## Task goal
Repeat every record below exactly as it appears.

[Dataset items]
◆ ◆ ◆ ◆ ◆
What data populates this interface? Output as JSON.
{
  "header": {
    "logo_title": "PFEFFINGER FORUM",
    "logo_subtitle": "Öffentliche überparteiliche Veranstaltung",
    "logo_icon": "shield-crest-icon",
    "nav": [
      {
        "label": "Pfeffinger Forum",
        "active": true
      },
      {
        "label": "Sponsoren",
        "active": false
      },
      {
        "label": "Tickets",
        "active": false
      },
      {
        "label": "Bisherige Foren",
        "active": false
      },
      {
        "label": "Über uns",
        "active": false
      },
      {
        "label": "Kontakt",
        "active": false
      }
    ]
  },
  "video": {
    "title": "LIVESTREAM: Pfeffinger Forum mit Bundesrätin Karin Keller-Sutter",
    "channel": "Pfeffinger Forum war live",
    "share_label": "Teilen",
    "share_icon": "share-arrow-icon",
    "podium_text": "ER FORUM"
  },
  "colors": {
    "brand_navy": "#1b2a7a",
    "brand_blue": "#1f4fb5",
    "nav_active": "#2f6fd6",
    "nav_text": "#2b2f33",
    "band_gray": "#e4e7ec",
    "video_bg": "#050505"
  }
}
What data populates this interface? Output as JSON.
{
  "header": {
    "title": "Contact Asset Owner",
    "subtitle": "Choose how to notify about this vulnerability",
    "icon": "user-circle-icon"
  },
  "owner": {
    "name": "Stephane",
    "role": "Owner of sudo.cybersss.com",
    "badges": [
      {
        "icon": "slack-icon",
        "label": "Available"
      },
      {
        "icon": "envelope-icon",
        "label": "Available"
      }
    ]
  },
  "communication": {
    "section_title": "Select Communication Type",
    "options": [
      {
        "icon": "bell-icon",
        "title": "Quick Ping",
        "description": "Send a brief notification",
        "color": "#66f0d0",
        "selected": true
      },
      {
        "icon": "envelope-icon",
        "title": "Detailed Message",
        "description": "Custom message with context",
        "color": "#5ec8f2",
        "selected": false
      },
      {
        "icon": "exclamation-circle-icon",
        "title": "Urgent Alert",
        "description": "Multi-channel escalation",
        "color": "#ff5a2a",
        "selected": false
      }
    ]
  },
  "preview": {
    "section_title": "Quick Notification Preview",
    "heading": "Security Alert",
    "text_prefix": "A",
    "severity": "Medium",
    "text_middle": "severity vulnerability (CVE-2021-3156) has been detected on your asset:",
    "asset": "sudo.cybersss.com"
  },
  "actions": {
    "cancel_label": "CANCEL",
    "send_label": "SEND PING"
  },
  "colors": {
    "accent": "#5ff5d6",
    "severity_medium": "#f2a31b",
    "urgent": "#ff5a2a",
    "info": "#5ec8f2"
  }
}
◆ ◆ ◆ ◆ ◆
## Task response
What data populates this interface? Output as JSON.
{
  "header": {
    "logo_title": "PFEFFINGER FORUM",
    "logo_subtitle": "Öffentliche überparteiliche Veranstaltung",
    "logo_icon": "shield-crest-icon",
    "nav": [
      {
        "label": "Pfeffinger Forum",
        "active": true
      },
      {
        "label": "Sponsoren",
        "active": false
      },
      {
        "label": "Tickets",
        "active": false
      },
      {
        "label": "Bisherige Foren",
        "active": false
      },
      {
        "label": "Über uns",
        "active": false
      },
      {
        "label": "Kontakt",
        "active": false
      }
    ]
  },
  "video": {
    "title": "LIVESTREAM: Pfeffinger Forum mit Bundesrätin Karin Keller-Sutter",
    "channel": "Pfeffinger Forum war live",
    "share_label": "Teilen",
    "share_icon": "share-arrow-icon",
    "podium_text": "ER FORUM"
  },
  "colors": {
    "brand_navy": "#1b2a7a",
    "brand_blue": "#1f4fb5",
    "nav_active": "#2f6fd6",
    "nav_text": "#2b2f33",
    "band_gray": "#e4e7ec",
    "video_bg": "#050505"
  }
}
What data populates this interface? Output as JSON.
{
  "header": {
    "title": "Contact Asset Owner",
    "subtitle": "Choose how to notify about this vulnerability",
    "icon": "user-circle-icon"
  },
  "owner": {
    "name": "Stephane",
    "role": "Owner of sudo.cybersss.com",
    "badges": [
      {
        "icon": "slack-icon",
        "label": "Available"
      },
      {
        "icon": "envelope-icon",
        "label": "Available"
      }
    ]
  },
  "communication": {
    "section_title": "Select Communication Type",
    "options": [
      {
        "icon": "bell-icon",
        "title": "Quick Ping",
        "description": "Send a brief notification",
        "color": "#66f0d0",
        "selected": true
      },
      {
        "icon": "envelope-icon",
        "title": "Detailed Message",
        "description": "Custom message with context",
        "color": "#5ec8f2",
        "selected": false
      },
      {
        "icon": "exclamation-circle-icon",
        "title": "Urgent Alert",
        "description": "Multi-channel escalation",
        "color": "#ff5a2a",
        "selected": false
      }
    ]
  },
  "preview": {
    "section_title": "Quick Notification Preview",
    "heading": "Security Alert",
    "text_prefix": "A",
    "severity": "Medium",
    "text_middle": "severity vulnerability (CVE-2021-3156) has been detected on your asset:",
    "asset": "sudo.cybersss.com"
  },
  "actions": {
    "cancel_label": "CANCEL",
    "send_label": "SEND PING"
  },
  "colors": {
    "accent": "#5ff5d6",
    "severity_medium": "#f2a31b",
    "urgent": "#ff5a2a",
    "info": "#5ec8f2"
  }
}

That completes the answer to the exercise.